_The problem:_
Your task is to copy each line that has the word "shortcut".

_Dataset records:_
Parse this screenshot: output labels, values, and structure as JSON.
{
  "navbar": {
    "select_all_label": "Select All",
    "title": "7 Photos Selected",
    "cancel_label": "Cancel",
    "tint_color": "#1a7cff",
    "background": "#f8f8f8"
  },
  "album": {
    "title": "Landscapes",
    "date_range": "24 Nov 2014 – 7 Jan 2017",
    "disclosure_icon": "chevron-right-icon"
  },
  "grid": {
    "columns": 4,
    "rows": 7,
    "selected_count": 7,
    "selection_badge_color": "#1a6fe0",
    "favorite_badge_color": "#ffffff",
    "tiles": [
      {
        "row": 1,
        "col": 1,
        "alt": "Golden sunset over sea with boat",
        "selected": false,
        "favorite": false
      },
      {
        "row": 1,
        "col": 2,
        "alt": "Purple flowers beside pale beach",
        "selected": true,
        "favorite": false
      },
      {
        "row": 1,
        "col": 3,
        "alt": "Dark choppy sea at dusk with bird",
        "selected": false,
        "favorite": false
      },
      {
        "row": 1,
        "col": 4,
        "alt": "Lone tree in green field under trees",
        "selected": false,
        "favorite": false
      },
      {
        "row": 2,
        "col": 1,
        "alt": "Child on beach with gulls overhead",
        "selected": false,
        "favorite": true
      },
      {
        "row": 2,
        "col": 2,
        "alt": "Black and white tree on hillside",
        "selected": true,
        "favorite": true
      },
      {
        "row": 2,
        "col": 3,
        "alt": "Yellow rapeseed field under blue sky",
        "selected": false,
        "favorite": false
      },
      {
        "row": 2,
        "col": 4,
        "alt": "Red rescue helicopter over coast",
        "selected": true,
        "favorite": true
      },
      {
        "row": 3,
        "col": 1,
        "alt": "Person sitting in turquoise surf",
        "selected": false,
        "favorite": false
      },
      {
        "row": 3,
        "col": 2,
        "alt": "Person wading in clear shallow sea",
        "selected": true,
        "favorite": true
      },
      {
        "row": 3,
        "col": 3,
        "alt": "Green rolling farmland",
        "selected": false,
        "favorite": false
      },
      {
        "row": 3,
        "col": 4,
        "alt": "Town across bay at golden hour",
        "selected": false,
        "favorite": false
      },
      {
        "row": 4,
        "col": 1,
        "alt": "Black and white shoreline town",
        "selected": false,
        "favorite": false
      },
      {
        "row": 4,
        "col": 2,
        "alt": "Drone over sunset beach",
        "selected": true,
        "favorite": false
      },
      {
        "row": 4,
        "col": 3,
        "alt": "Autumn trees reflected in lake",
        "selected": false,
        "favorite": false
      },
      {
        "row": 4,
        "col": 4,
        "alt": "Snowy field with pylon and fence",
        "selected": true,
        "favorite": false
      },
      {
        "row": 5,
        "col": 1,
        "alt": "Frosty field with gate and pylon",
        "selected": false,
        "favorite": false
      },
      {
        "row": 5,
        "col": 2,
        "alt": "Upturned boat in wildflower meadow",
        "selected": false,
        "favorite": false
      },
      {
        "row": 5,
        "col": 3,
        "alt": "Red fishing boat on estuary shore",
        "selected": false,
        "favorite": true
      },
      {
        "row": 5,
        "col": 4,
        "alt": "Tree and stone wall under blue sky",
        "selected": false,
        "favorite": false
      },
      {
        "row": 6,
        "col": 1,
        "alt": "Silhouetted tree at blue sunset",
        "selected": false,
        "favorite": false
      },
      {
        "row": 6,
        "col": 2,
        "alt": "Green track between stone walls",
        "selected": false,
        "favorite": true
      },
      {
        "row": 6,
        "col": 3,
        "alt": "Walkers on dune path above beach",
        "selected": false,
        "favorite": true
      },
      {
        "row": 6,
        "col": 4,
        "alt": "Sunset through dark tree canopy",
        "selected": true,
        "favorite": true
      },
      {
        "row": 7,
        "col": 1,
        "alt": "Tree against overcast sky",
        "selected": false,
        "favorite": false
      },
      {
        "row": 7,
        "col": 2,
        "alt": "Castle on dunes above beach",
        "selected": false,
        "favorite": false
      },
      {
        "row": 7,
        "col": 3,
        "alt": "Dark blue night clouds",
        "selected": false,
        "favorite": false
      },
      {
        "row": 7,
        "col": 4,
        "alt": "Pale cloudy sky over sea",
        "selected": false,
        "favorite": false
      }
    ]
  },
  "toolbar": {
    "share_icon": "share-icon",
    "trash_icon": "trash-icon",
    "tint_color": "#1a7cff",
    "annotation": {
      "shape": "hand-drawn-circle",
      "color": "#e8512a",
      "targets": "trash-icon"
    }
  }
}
==
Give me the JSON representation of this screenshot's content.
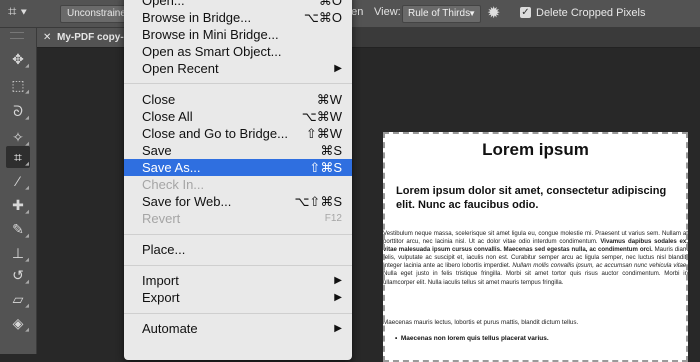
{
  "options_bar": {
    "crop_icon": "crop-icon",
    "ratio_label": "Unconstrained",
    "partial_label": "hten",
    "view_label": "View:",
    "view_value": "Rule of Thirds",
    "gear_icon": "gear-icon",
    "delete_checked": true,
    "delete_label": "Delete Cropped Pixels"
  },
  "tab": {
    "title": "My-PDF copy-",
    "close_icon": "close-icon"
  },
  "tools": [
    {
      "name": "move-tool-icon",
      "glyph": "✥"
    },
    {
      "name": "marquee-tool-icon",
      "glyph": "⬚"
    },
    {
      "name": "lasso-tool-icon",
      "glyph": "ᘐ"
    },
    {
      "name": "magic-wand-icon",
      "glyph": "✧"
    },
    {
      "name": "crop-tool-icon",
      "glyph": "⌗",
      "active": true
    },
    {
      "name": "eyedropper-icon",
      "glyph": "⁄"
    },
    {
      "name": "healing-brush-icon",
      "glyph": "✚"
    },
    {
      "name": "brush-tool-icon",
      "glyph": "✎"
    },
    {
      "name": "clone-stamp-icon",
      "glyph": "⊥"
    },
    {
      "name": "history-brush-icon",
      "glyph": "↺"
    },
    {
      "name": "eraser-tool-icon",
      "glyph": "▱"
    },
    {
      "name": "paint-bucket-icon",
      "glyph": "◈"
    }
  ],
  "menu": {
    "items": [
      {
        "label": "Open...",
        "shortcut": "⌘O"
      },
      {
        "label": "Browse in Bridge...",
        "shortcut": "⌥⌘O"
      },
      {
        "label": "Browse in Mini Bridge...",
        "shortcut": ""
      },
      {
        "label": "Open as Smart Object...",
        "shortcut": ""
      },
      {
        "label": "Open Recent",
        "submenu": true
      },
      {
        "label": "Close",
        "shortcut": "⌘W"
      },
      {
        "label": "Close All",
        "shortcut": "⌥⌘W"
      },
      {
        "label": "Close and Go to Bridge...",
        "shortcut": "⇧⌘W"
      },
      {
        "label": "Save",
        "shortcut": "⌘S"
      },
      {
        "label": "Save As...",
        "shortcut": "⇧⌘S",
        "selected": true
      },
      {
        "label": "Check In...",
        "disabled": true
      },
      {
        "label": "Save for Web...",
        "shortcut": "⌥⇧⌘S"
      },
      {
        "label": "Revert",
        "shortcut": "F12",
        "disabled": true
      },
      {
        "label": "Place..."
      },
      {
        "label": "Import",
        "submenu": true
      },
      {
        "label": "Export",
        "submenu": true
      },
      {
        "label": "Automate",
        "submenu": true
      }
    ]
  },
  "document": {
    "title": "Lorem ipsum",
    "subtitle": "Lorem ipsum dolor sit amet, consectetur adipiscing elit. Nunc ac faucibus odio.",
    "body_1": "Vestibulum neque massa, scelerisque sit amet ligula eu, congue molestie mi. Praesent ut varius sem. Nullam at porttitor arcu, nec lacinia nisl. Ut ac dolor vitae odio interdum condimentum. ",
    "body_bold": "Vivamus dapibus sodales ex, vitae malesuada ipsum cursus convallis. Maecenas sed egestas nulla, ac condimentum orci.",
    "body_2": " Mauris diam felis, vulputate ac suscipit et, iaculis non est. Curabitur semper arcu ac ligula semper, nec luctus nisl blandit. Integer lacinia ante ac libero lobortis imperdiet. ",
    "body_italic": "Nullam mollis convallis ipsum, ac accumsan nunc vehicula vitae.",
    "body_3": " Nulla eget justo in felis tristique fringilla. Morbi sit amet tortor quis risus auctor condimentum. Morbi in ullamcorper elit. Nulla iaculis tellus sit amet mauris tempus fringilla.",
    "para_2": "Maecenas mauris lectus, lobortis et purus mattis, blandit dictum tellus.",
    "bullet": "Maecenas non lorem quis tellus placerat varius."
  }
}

_The answer:_
        "shortcut": "⌘O"
        "shortcut": "⌥⌘O"
        "shortcut": ""
        "shortcut": ""
        "shortcut": "⌘W"
        "shortcut": "⌥⌘W"
        "shortcut": "⇧⌘W"
        "shortcut": "⌘S"
        "shortcut": "⇧⌘S",
        "shortcut": "⌥⇧⌘S"
        "shortcut": "F12",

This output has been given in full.